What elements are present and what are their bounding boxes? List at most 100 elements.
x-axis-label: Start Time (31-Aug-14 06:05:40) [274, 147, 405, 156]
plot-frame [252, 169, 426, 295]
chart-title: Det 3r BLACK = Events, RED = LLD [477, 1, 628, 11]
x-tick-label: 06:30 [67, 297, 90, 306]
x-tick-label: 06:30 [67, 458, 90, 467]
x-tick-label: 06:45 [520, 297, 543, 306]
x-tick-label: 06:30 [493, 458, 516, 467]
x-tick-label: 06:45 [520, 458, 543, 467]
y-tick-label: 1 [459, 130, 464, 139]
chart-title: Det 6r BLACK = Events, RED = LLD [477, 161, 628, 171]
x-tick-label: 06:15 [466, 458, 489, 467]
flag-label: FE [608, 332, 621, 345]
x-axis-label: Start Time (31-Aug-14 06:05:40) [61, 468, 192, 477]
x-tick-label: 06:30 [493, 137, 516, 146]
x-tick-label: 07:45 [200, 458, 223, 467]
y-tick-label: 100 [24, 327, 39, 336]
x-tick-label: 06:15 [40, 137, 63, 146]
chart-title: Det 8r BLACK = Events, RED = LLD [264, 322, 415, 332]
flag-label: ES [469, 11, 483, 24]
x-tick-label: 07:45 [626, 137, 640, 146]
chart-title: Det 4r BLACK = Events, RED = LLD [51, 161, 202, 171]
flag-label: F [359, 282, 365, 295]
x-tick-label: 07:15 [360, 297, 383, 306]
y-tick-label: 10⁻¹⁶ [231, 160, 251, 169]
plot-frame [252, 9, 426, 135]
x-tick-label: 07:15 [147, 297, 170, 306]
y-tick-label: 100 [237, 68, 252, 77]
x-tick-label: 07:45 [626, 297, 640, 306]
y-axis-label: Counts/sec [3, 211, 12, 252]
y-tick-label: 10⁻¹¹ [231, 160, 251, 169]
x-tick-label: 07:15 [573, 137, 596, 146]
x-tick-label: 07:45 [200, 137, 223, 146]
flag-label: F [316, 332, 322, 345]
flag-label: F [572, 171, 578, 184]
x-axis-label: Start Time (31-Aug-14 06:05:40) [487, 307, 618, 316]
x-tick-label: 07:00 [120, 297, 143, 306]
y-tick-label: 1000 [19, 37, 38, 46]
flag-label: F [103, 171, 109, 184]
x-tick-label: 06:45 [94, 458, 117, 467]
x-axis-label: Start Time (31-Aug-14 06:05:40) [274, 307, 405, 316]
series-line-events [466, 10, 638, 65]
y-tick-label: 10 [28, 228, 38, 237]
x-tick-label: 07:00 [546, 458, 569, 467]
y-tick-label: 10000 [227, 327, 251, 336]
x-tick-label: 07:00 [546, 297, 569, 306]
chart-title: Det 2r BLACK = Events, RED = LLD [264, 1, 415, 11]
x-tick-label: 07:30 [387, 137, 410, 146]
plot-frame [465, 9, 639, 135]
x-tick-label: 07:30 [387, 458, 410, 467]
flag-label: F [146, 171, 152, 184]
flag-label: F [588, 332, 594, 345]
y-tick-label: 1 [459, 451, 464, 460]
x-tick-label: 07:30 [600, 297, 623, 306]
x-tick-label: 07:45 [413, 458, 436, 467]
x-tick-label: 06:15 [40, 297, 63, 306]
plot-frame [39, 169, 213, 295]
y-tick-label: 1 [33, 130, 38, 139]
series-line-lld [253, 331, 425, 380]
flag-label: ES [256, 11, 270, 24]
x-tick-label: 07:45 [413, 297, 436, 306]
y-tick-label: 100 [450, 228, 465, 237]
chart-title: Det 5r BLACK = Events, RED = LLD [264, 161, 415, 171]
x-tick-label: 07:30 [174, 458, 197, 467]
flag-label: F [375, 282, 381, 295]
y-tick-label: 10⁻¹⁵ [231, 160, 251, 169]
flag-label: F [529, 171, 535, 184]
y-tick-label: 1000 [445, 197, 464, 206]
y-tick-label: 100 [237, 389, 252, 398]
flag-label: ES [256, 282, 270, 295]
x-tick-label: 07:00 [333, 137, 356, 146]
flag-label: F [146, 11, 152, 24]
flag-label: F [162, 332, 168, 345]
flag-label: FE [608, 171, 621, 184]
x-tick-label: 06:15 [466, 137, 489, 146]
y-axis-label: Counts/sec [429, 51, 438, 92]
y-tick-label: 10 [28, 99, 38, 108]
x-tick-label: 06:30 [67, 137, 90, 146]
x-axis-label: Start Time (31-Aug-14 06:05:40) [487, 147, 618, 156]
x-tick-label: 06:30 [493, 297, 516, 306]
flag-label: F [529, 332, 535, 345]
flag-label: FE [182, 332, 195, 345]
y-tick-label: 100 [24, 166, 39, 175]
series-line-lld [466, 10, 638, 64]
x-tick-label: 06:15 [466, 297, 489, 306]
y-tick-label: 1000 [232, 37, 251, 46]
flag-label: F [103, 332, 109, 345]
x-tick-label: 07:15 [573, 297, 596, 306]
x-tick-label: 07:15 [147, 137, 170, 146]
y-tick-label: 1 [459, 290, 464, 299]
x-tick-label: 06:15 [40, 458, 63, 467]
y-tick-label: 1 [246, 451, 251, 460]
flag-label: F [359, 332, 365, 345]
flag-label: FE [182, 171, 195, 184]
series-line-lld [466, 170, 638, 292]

+---+

■ **Problem statement**: Reproduce every row above verbatim, line by line, without altering any character.

■ **Response to this exercise**:
What elements are present and what are their bounding boxes? List at most 100 elements.
x-axis-label: Start Time (31-Aug-14 06:05:40) [274, 147, 405, 156]
plot-frame [252, 169, 426, 295]
chart-title: Det 3r BLACK = Events, RED = LLD [477, 1, 628, 11]
x-tick-label: 06:30 [67, 297, 90, 306]
x-tick-label: 06:30 [67, 458, 90, 467]
x-tick-label: 06:45 [520, 297, 543, 306]
x-tick-label: 06:30 [493, 458, 516, 467]
x-tick-label: 06:45 [520, 458, 543, 467]
y-tick-label: 1 [459, 130, 464, 139]
chart-title: Det 6r BLACK = Events, RED = LLD [477, 161, 628, 171]
x-tick-label: 06:15 [466, 458, 489, 467]
flag-label: FE [608, 332, 621, 345]
x-axis-label: Start Time (31-Aug-14 06:05:40) [61, 468, 192, 477]
x-tick-label: 06:30 [493, 137, 516, 146]
x-tick-label: 07:45 [200, 458, 223, 467]
y-tick-label: 100 [24, 327, 39, 336]
x-tick-label: 06:15 [40, 137, 63, 146]
chart-title: Det 8r BLACK = Events, RED = LLD [264, 322, 415, 332]
flag-label: ES [469, 11, 483, 24]
x-tick-label: 07:45 [626, 137, 640, 146]
chart-title: Det 4r BLACK = Events, RED = LLD [51, 161, 202, 171]
flag-label: F [359, 282, 365, 295]
x-tick-label: 07:15 [360, 297, 383, 306]
y-tick-label: 10⁻¹⁶ [231, 160, 251, 169]
plot-frame [252, 9, 426, 135]
x-tick-label: 07:15 [147, 297, 170, 306]
y-tick-label: 100 [237, 68, 252, 77]
x-tick-label: 07:45 [626, 297, 640, 306]
y-axis-label: Counts/sec [3, 211, 12, 252]
y-tick-label: 10⁻¹¹ [231, 160, 251, 169]
x-tick-label: 07:15 [573, 137, 596, 146]
x-tick-label: 07:45 [200, 137, 223, 146]
flag-label: F [316, 332, 322, 345]
flag-label: F [572, 171, 578, 184]
x-axis-label: Start Time (31-Aug-14 06:05:40) [487, 307, 618, 316]
x-tick-label: 07:00 [120, 297, 143, 306]
y-tick-label: 1000 [19, 37, 38, 46]
flag-label: F [103, 171, 109, 184]
x-tick-label: 06:45 [94, 458, 117, 467]
x-axis-label: Start Time (31-Aug-14 06:05:40) [274, 307, 405, 316]
series-line-events [466, 10, 638, 65]
y-tick-label: 10 [28, 228, 38, 237]
x-tick-label: 07:00 [546, 458, 569, 467]
y-tick-label: 10000 [227, 327, 251, 336]
x-tick-label: 07:00 [546, 297, 569, 306]
chart-title: Det 2r BLACK = Events, RED = LLD [264, 1, 415, 11]
x-tick-label: 07:30 [387, 137, 410, 146]
plot-frame [465, 9, 639, 135]
x-tick-label: 07:30 [387, 458, 410, 467]
flag-label: F [146, 171, 152, 184]
flag-label: F [588, 332, 594, 345]
y-tick-label: 1 [459, 451, 464, 460]
x-tick-label: 07:30 [600, 297, 623, 306]
x-tick-label: 07:45 [413, 458, 436, 467]
x-tick-label: 06:15 [40, 297, 63, 306]
plot-frame [39, 169, 213, 295]
y-tick-label: 1 [33, 130, 38, 139]
series-line-lld [253, 331, 425, 380]
flag-label: ES [256, 11, 270, 24]
x-tick-label: 07:45 [413, 297, 436, 306]
y-tick-label: 100 [450, 228, 465, 237]
chart-title: Det 5r BLACK = Events, RED = LLD [264, 161, 415, 171]
x-tick-label: 07:30 [174, 458, 197, 467]
flag-label: F [375, 282, 381, 295]
y-tick-label: 10⁻¹⁵ [231, 160, 251, 169]
flag-label: F [529, 171, 535, 184]
y-tick-label: 1000 [445, 197, 464, 206]
y-tick-label: 100 [237, 389, 252, 398]
flag-label: ES [256, 282, 270, 295]
x-tick-label: 07:00 [333, 137, 356, 146]
flag-label: F [146, 11, 152, 24]
flag-label: F [162, 332, 168, 345]
flag-label: FE [608, 171, 621, 184]
x-tick-label: 06:15 [466, 137, 489, 146]
y-axis-label: Counts/sec [429, 51, 438, 92]
y-tick-label: 10 [28, 99, 38, 108]
x-tick-label: 06:30 [67, 137, 90, 146]
x-axis-label: Start Time (31-Aug-14 06:05:40) [487, 147, 618, 156]
x-tick-label: 06:30 [493, 297, 516, 306]
flag-label: F [529, 332, 535, 345]
flag-label: FE [182, 332, 195, 345]
y-tick-label: 100 [24, 166, 39, 175]
series-line-lld [466, 10, 638, 64]
x-tick-label: 06:15 [466, 297, 489, 306]
y-tick-label: 1000 [232, 37, 251, 46]
flag-label: F [103, 332, 109, 345]
x-tick-label: 07:15 [573, 297, 596, 306]
x-tick-label: 07:15 [147, 137, 170, 146]
y-tick-label: 1 [459, 290, 464, 299]
x-tick-label: 06:15 [40, 458, 63, 467]
y-tick-label: 1 [246, 451, 251, 460]
flag-label: F [359, 332, 365, 345]
flag-label: FE [182, 171, 195, 184]
series-line-lld [466, 170, 638, 292]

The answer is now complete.